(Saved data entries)
━━━━━━━━━━━━━━━━

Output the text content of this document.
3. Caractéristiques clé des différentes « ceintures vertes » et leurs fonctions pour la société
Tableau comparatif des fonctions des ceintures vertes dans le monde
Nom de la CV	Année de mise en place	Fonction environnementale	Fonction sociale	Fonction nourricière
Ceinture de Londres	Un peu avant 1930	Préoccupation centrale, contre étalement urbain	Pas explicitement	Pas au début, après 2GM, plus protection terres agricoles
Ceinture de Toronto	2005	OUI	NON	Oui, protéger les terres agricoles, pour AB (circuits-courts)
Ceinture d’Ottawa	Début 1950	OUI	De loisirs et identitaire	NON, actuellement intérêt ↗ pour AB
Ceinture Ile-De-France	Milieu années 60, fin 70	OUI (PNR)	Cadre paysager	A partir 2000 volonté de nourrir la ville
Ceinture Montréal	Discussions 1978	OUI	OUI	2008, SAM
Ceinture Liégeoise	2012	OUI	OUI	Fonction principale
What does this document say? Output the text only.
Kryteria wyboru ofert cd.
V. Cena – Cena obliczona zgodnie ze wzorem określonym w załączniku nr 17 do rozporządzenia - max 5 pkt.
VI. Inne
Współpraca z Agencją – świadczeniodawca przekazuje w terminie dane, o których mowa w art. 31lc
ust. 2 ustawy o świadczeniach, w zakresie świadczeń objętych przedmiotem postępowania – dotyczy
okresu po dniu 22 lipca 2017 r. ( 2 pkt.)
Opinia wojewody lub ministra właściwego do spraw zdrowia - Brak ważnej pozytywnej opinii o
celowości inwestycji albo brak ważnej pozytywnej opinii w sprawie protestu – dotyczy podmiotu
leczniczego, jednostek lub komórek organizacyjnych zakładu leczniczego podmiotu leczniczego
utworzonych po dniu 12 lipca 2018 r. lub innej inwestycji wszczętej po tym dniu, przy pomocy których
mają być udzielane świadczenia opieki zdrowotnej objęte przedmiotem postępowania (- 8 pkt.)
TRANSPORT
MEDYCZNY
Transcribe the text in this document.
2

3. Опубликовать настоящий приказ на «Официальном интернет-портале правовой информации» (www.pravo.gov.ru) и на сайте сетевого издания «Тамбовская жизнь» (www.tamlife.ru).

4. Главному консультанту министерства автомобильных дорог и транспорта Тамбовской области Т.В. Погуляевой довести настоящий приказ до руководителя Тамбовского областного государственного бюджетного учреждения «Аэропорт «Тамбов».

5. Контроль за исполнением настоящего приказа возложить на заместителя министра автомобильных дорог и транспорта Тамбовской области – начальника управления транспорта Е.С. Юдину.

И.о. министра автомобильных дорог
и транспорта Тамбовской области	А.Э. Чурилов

━━━━━━━━━━━━━━━━

Extract from the data every line where "pozytywnej" shows up.

Opinia wojewody lub ministra właściwego do spraw zdrowia - Brak ważnej pozytywnej opinii o
celowości inwestycji albo brak ważnej pozytywnej opinii w sprawie protestu – dotyczy podmiotu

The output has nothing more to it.